■ Exercise task
Look through the listing below and report how many lines contain "title", as a bare number.

■ Provided information
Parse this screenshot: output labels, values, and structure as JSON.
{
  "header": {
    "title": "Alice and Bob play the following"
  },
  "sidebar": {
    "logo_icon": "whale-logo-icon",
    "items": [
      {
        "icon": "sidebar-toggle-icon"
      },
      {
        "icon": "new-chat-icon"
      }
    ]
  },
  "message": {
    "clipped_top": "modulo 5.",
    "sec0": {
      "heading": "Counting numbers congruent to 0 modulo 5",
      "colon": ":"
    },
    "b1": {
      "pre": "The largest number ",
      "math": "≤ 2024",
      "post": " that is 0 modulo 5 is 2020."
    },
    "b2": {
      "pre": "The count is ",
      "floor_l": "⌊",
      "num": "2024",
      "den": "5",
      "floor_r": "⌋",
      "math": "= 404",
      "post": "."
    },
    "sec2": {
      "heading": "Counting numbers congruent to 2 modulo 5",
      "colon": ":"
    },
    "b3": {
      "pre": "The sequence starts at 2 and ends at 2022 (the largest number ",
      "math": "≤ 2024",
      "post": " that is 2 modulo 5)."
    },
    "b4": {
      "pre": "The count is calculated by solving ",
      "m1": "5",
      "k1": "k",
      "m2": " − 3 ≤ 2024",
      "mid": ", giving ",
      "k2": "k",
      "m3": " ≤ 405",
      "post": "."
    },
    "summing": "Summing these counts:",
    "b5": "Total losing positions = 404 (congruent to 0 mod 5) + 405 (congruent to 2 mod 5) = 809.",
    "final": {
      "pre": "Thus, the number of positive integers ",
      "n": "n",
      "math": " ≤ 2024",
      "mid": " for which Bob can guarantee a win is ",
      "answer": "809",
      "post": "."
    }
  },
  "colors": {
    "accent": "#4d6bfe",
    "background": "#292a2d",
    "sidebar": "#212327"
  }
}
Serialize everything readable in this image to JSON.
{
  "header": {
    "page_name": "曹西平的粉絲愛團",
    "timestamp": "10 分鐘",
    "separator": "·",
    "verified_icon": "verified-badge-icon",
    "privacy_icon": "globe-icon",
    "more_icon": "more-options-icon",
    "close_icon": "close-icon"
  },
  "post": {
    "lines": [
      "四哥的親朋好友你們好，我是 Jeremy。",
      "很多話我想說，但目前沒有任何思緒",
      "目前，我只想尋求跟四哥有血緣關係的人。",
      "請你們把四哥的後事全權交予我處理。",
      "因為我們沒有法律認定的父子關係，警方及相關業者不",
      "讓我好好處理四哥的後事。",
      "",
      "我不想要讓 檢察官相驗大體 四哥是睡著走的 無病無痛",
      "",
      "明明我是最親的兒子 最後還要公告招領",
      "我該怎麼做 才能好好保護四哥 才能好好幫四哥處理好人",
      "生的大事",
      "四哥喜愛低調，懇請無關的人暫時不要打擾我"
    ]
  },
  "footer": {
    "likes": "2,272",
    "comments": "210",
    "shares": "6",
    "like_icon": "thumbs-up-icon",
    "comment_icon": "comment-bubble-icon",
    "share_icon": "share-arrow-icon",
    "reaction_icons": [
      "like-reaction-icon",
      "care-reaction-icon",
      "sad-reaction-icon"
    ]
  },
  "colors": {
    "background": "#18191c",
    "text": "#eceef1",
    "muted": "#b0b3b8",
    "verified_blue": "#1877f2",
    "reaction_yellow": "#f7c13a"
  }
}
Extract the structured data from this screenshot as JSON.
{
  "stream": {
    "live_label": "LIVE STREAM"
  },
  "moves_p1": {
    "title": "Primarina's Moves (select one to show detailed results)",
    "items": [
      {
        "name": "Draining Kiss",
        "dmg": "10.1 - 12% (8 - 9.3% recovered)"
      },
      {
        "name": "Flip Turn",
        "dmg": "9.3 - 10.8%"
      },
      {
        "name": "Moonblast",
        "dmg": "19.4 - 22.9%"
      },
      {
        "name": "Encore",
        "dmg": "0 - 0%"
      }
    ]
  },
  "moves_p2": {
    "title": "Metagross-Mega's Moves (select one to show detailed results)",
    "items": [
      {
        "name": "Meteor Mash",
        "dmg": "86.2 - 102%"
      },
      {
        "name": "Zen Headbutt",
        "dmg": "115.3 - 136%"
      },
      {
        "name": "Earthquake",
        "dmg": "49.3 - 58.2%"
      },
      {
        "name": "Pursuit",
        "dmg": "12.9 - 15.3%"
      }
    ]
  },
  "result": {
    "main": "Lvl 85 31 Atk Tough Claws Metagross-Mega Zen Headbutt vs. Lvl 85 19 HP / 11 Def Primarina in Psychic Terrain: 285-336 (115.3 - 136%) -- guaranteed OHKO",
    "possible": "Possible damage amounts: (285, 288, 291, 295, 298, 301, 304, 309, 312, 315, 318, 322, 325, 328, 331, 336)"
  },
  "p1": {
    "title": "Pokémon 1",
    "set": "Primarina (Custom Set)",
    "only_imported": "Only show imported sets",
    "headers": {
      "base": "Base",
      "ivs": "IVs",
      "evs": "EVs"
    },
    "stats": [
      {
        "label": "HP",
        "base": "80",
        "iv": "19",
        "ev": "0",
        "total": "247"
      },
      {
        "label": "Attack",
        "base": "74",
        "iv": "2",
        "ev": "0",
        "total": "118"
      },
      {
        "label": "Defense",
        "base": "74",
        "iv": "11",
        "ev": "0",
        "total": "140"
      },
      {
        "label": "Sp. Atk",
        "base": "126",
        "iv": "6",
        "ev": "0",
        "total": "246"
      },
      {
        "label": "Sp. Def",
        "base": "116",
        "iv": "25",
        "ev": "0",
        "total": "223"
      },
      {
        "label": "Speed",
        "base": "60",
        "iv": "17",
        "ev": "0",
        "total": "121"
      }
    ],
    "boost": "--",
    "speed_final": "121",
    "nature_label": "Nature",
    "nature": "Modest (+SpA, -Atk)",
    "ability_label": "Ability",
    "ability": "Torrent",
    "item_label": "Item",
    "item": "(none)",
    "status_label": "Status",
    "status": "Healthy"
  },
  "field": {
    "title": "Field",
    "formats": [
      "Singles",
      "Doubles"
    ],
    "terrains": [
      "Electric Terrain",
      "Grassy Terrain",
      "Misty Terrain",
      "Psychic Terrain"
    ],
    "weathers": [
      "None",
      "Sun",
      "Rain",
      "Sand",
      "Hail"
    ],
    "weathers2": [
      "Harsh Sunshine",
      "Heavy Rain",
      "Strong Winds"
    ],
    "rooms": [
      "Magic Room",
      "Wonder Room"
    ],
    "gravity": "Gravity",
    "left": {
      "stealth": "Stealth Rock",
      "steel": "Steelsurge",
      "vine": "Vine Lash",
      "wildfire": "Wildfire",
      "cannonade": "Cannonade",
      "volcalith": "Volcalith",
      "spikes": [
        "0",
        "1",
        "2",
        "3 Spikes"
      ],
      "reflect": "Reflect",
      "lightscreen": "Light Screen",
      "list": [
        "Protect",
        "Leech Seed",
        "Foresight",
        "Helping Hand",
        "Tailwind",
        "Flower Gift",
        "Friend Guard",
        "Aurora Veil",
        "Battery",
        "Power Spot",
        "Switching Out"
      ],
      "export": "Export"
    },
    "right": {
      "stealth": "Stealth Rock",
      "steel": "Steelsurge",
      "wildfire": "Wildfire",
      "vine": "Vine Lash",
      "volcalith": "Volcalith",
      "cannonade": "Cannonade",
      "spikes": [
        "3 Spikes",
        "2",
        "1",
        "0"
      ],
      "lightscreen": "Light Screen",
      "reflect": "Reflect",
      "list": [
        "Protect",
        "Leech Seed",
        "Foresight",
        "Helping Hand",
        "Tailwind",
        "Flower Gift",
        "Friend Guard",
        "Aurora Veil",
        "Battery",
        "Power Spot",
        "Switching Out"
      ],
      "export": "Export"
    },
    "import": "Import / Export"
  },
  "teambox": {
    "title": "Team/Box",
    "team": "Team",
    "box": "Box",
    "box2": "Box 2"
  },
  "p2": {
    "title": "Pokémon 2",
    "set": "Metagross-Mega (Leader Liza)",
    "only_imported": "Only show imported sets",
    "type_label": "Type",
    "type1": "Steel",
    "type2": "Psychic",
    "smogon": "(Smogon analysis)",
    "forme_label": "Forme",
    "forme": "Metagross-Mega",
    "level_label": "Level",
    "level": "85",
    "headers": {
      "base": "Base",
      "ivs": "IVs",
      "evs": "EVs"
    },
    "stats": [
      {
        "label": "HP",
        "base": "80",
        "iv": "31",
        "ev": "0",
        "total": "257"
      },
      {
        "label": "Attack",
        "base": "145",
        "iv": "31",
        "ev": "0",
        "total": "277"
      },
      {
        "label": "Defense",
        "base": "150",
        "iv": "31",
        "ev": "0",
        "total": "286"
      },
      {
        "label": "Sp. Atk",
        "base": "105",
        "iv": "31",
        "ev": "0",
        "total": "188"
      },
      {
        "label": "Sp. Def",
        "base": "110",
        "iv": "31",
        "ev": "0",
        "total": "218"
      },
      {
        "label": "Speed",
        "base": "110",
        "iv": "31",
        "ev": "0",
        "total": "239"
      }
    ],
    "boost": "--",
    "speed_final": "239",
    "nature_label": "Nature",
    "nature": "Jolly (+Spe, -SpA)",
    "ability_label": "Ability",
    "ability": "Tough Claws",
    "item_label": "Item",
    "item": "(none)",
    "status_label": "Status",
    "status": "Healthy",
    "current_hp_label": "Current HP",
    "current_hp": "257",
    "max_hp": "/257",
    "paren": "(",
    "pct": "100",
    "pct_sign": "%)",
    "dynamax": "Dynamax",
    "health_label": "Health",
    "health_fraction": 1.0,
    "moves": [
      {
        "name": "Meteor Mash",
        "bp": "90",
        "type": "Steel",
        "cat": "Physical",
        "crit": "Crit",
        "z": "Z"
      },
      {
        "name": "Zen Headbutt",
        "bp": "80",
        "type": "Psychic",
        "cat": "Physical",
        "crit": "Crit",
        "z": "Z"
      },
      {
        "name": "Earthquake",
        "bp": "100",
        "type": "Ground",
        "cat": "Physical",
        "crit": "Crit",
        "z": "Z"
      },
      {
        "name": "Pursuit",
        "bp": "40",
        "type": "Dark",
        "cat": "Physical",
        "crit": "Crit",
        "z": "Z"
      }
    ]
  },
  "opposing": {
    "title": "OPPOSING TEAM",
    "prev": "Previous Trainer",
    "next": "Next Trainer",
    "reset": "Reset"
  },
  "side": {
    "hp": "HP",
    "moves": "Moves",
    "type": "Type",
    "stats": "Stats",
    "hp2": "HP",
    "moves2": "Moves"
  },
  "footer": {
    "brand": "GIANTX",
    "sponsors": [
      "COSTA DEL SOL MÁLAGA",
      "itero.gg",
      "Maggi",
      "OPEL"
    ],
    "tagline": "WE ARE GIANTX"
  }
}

■ Full response
8